▶ **TASK GOAL**:
Copy the records below exactly, leaving out every picture.

┄┄┄┄┄┄┄┄┄┄

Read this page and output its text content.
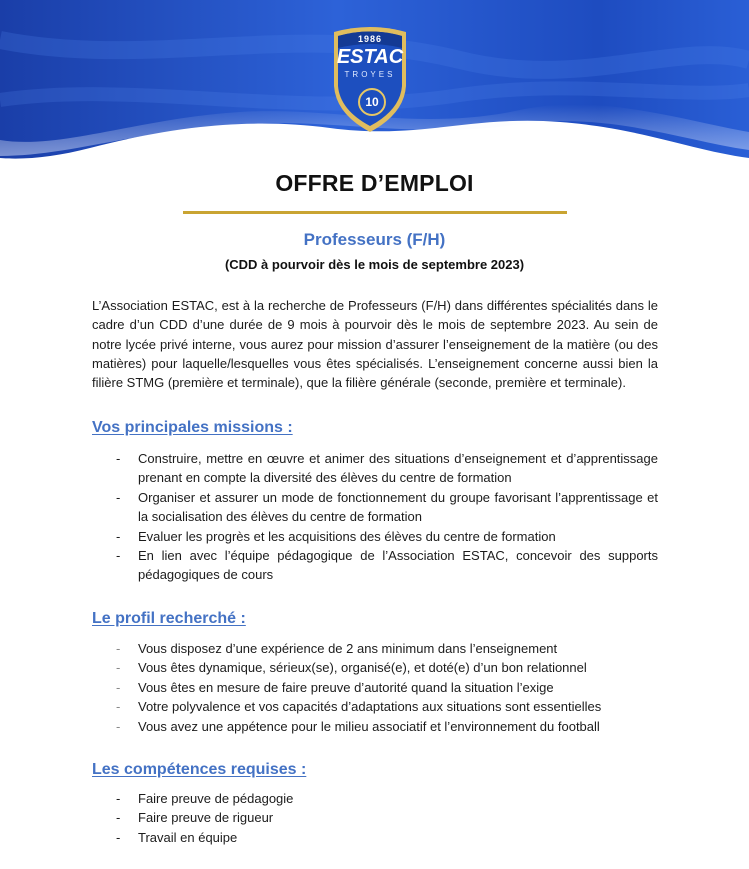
1986
ESTAC
TROYES
10
OFFRE D’EMPLOI
Professeurs (F/H)
(CDD à pourvoir dès le mois de septembre 2023)

L’Association ESTAC, est à la recherche de Professeurs (F/H) dans différentes spécialités dans le cadre d’un CDD d’une durée de 9 mois à pourvoir dès le mois de septembre 2023. Au sein de notre lycée privé interne, vous aurez pour mission d’assurer l’enseignement de la matière (ou des matières) pour laquelle/lesquelles vous êtes spécialisés. L’enseignement concerne aussi bien la filière STMG (première et terminale), que la filière générale (seconde, première et terminale).

Vos principales missions :
- Construire, mettre en œuvre et animer des situations d’enseignement et d’apprentissage prenant en compte la diversité des élèves du centre de formation
- Organiser et assurer un mode de fonctionnement du groupe favorisant l’apprentissage et la socialisation des élèves du centre de formation
- Evaluer les progrès et les acquisitions des élèves du centre de formation
- En lien avec l’équipe pédagogique de l’Association ESTAC, concevoir des supports pédagogiques de cours
Le profil recherché :
- Vous disposez d’une expérience de 2 ans minimum dans l’enseignement
- Vous êtes dynamique, sérieux(se), organisé(e), et doté(e) d’un bon relationnel
- Vous êtes en mesure de faire preuve d’autorité quand la situation l’exige
- Votre polyvalence et vos capacités d’adaptations aux situations sont essentielles
- Vous avez une appétence pour le milieu associatif et l’environnement du football
Les compétences requises :
- Faire preuve de pédagogie
- Faire preuve de rigueur
- Travail en équipe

┄┄┄┄┄┄┄┄┄┄

▶ **FINAL ANSWER**:
Read this page and output its text content.
1986
ESTAC
TROYES
10
OFFRE D’EMPLOI
Professeurs (F/H)
(CDD à pourvoir dès le mois de septembre 2023)

L’Association ESTAC, est à la recherche de Professeurs (F/H) dans différentes spécialités dans le cadre d’un CDD d’une durée de 9 mois à pourvoir dès le mois de septembre 2023. Au sein de notre lycée privé interne, vous aurez pour mission d’assurer l’enseignement de la matière (ou des matières) pour laquelle/lesquelles vous êtes spécialisés. L’enseignement concerne aussi bien la filière STMG (première et terminale), que la filière générale (seconde, première et terminale).

Vos principales missions :
- Construire, mettre en œuvre et animer des situations d’enseignement et d’apprentissage prenant en compte la diversité des élèves du centre de formation
- Organiser et assurer un mode de fonctionnement du groupe favorisant l’apprentissage et la socialisation des élèves du centre de formation
- Evaluer les progrès et les acquisitions des élèves du centre de formation
- En lien avec l’équipe pédagogique de l’Association ESTAC, concevoir des supports pédagogiques de cours
Le profil recherché :
- Vous disposez d’une expérience de 2 ans minimum dans l’enseignement
- Vous êtes dynamique, sérieux(se), organisé(e), et doté(e) d’un bon relationnel
- Vous êtes en mesure de faire preuve d’autorité quand la situation l’exige
- Votre polyvalence et vos capacités d’adaptations aux situations sont essentielles
- Vous avez une appétence pour le milieu associatif et l’environnement du football
Les compétences requises :
- Faire preuve de pédagogie
- Faire preuve de rigueur
- Travail en équipe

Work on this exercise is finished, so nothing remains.